[Page extract — start]
Abstract
A middle‐aged woman presented with a granulomatous breast lesion in 2018. By 2021, antibiotic‐resistant pneumonia led to the discovery of granulomatous inflammation in the lung and thyroid. Initially misdiagnosed as Erdheim–Chester disease (ECD), she was treated with interferon without success. Histopathology later ruled out ECD, suggesting an unspecified granulomatous disease, with granulomatosis with polyangiitis (GPA) initially excluded due to negative antineutrophil cytoplasmic antibodies (ANCAs) and foamy histiocytes. In 2023, repeated lung biopsy and PR3‐ANCA positivity led to a revised diagnosis of mass‐forming GPA. Rituximab therapy resulted in remission. This case highlights the diagnostic complexity of GPA with atypical histopathological features.
Introduction
Granulomatosis with polyangiitis (GPA) is a rare antineutrophil cytoplasmic antibody–associated vasculitis (AAV) characterized by necrotizing granulomatous inflammation, predominantly affecting the respiratory tract and kidneys. Mass‐forming variant of GPA is exceptionally rare and often misdiagnosed as malignancies or other granulomatous disorders. The presence of foamy histiocytes is an unusual feature in GPA, further complicating diagnosis. Currently, there are no established therapeutic recommendations specifically addressing the treatment of mass‐forming variants of GPA. 1 The authors affirm that human participants provided informed consent for publication of the images. Written informed consent was obtained from all individual participants included in the study.
Case report
A middle‐aged woman underwent a routine mammogram in 2018, revealing a consolidation in the left breast. A quadrantectomy was performed, and histopathology showed inflammatory infiltrates with foamy histiocytes but no malignancy (Figure 1A). The patient remained asymptomatic until 2021, when she developed fever unresponsive to antibiotics. Imaging identified a basal consolidation in the right lung, and a surgical biopsy revealed granulomatous inflammation and foamy histiocytes (Figure 1B). A similar consolidation appeared in the left lung months later, leading to a bronchoscopy with transbronchial biopsy, confirming a similar histologic pattern. Laboratory tests showed significant inflammation (C‐reactive protein > 80 mg/L, fibrinogen > 800 mg/dL) but negative autoantibodies, including antineutrophil cytoplasmic antibodies (ANCAs).
Figure 1.
Histopathological micrographs are shown of the (A) left breast, central necrotizing granuloma surrounded by diffuse inflammation and foamy hystiocytes (magnification 10x); (B) right lung, chronic lymphoid inflammation and pneumocytic activation (magnification 20x); and (C) left lobe of the thyroid, histiocytic cluster with granulomatous feature in a carpet‐like arrangement of inflammatory granulocytes. Chest CT scans are shown of the (D) right lung, multiple calcified nodules and a newly developed nodule measuring approximately 3 cm in diameter (green arrows); and (E) left lung, lingular region, a pleura‐based consolidation measuring approximately 3.5 cm in diameter (red arrow). CT, computed tomography.
[Page extract — finish]
● Tasks and exercises:
[A] In the case report on mass-forming granulomatosis with polyangiitis above, list each panel of Figure 1 by its letter, together with the body site it shows.
[B] Carry the case report on mass-forming granulomatosis with polyangiitis forward from its final line.
[Excerpted data — start]
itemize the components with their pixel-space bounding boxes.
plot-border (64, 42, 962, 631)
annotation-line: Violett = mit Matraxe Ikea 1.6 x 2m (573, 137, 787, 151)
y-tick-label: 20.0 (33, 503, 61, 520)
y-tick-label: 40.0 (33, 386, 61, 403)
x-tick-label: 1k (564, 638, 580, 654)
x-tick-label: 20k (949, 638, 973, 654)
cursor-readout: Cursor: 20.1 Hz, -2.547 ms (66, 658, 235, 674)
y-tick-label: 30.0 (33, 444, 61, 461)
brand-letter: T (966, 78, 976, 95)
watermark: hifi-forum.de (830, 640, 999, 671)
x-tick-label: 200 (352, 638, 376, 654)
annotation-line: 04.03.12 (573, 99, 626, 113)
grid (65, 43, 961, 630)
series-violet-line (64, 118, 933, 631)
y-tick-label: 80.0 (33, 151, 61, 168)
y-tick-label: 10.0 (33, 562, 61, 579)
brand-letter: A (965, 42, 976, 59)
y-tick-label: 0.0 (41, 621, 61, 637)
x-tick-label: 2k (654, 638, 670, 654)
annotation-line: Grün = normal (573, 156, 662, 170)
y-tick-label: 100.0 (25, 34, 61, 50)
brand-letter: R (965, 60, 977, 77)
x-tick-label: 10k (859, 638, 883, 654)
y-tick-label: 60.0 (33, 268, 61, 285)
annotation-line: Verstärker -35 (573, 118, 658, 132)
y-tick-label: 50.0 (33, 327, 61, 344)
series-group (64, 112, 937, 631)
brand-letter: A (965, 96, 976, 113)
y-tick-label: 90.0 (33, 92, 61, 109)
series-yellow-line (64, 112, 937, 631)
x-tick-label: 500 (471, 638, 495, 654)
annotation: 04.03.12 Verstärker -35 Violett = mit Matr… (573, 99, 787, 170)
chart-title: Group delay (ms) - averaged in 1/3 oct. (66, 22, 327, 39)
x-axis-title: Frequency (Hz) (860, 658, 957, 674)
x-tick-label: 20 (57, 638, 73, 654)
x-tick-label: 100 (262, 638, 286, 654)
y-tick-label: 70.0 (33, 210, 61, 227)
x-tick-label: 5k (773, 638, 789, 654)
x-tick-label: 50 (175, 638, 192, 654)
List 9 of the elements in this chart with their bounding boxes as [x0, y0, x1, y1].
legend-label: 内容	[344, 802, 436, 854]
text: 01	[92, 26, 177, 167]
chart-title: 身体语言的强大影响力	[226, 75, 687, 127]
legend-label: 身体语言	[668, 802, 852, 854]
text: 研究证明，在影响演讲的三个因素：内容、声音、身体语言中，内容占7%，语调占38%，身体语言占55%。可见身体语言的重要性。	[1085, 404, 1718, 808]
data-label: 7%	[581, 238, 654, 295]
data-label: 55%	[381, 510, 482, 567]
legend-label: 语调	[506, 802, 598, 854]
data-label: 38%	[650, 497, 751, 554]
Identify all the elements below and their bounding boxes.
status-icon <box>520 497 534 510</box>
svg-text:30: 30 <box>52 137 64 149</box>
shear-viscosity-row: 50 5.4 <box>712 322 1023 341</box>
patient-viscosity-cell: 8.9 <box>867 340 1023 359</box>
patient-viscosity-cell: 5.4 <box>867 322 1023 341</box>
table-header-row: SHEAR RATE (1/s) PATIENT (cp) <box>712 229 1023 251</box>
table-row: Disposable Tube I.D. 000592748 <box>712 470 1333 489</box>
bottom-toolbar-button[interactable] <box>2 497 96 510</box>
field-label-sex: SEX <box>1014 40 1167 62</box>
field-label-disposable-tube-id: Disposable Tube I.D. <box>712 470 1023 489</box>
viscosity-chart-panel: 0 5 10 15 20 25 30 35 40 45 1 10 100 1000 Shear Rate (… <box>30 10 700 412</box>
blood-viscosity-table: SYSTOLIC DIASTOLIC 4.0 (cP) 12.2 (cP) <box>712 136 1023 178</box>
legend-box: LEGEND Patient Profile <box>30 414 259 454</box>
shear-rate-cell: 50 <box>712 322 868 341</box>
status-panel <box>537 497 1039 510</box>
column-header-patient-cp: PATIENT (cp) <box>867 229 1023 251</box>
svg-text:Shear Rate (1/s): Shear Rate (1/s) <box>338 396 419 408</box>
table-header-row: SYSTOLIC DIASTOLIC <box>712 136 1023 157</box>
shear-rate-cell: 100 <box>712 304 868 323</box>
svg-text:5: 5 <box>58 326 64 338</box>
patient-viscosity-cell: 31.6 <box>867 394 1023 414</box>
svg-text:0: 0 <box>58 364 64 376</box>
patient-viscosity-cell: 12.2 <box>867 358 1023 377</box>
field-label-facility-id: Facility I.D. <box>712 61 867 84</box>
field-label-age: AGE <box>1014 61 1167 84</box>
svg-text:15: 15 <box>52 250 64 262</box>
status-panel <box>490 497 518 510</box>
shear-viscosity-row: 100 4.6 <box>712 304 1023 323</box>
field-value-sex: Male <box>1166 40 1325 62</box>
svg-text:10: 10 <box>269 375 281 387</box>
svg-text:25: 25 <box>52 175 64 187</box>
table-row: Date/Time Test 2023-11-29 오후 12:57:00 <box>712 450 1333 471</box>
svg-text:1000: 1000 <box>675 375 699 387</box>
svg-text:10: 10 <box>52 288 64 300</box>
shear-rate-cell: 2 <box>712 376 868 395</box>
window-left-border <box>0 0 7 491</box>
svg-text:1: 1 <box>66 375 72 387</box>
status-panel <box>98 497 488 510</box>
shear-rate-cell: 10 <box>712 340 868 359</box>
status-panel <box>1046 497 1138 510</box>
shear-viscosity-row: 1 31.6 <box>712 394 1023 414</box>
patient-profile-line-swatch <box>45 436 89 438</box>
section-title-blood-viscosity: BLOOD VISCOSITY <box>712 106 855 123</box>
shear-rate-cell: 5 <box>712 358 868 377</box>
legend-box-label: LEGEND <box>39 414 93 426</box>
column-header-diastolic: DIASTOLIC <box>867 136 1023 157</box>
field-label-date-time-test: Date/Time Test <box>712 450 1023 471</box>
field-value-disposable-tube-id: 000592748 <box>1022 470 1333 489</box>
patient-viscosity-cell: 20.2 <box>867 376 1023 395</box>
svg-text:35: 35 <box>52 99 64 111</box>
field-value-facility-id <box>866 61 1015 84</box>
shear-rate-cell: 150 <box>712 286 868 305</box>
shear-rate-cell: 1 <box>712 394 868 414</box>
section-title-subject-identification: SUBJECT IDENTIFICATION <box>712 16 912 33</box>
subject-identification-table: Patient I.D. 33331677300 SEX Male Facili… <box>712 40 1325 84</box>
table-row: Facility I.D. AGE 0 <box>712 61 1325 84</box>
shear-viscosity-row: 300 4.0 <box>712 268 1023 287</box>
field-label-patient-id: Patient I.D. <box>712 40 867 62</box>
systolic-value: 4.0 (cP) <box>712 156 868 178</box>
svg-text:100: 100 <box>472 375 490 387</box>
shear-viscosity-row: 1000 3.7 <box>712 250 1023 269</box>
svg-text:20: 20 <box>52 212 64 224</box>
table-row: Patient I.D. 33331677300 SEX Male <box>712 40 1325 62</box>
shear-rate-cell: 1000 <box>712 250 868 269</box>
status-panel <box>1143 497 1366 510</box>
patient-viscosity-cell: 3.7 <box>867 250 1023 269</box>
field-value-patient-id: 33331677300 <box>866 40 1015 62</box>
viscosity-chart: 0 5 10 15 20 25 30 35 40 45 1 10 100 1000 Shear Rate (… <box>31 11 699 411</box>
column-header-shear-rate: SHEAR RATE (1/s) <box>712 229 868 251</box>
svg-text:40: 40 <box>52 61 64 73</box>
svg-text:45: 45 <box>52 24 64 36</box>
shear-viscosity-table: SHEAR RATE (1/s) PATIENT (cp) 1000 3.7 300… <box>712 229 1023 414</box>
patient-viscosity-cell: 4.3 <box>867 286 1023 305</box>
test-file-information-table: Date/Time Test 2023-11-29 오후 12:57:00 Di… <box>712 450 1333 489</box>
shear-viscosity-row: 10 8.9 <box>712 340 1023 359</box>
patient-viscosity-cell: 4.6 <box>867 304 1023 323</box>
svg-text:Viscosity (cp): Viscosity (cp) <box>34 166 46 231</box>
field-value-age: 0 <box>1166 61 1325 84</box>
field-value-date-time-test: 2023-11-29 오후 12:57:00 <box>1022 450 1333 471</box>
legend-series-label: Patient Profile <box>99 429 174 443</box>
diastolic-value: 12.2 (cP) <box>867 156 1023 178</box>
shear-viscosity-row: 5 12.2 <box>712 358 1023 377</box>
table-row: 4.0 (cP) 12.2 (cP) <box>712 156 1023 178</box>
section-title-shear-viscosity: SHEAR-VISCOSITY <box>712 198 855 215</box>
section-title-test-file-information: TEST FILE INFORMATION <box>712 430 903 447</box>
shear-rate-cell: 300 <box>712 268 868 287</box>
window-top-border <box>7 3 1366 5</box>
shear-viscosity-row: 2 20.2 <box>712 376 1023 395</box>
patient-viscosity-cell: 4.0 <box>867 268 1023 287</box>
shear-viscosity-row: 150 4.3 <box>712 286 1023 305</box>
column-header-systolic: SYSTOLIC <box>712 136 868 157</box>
[Excerpted data — finish]
● Task answers:
[A]
A: left breast
B: right lung
C: left lobe of the thyroid
D: right lung
E: left lung, lingular region

[B]
The patient was initially treated with prednisone (50 mg/day), leading to temporary symptom relief. A concurrent thyroid ultrasound identified a 23‐mm hypoechoic nodule, and fine‐needle aspiration confirmed granulomatous inflammation with histiocytic clusters (Figure 1C). The presence of foamy histiocytes across multiple organs prompted consideration of Erdheim–Chester disease (ECD), supported by positive CD68 staining. However, the absence of the BRAF V600E mutation made her ineligible for targeted therapy. Instead, pegylated alpha‐interferon was initiated, but within a few months, the patient developed new symptoms, including polyarthralgia, persistent fever, and purpuric lesions. A skin biopsy showed leukocytoclastic vasculitis, initially attributed to interferon‐induced drug reaction, which led to therapy discontinuation. Treatment with cyclosporine (200 mg/day) and methotrexate (15 mg/wk) was started, aiming at targeting possible pathogenic mechanisms underlying granulomatous lesions. By 2023, the patient experienced persistent inflammation and ongoing systemic symptoms, such as fever and fatigue, while autoimmune tests remained negative. In the following months, she developed epistaxis and haemoptysis. A high‐resolution computed tomography (CT) scan showed multiple pseudonodular consolidations in her lungs, and a new biopsy confirmed granulomatous inflammation (Figure 1D and E). Given the evolving clinical picture, ANCA testing was repeated, revealing high PR3‐ANCA titer (67 IU/mL; positive threshold > 3 IU/mL). These findings led to a revised diagnosis of mass‐forming GPA.
Differential diagnosis
The presence of foamy histiocytes was a key diagnostic challenge because these cells can be observed in ECD, Rosai–Dorfman disease, Langerhans cell histiocytosis, Whipple disease, and certain mycobacterial infections. 2 Extensive microbiological testing was negative, and histopathological review ruled out ECD, leading to an interim diagnosis of “granulomatous disease not otherwise specified.” Re‐evaluation of the initial breast biopsy confirmed chronic inflammation with necrotizing granulomas and foamy histiocytes. Additional histochemical analysis excluded Langerhans cell histiocytosis (negative CD1a and S100 staining) and malakoplakia (absence of Michaelis–Gutmann bodies). Given persistent systemic inflammation, emerging pulmonary nodules, and ear–nose–throat involvement, repeat ANCA testing confirmed PR3‐ANCA positivity, solidifying the diagnosis of GPA.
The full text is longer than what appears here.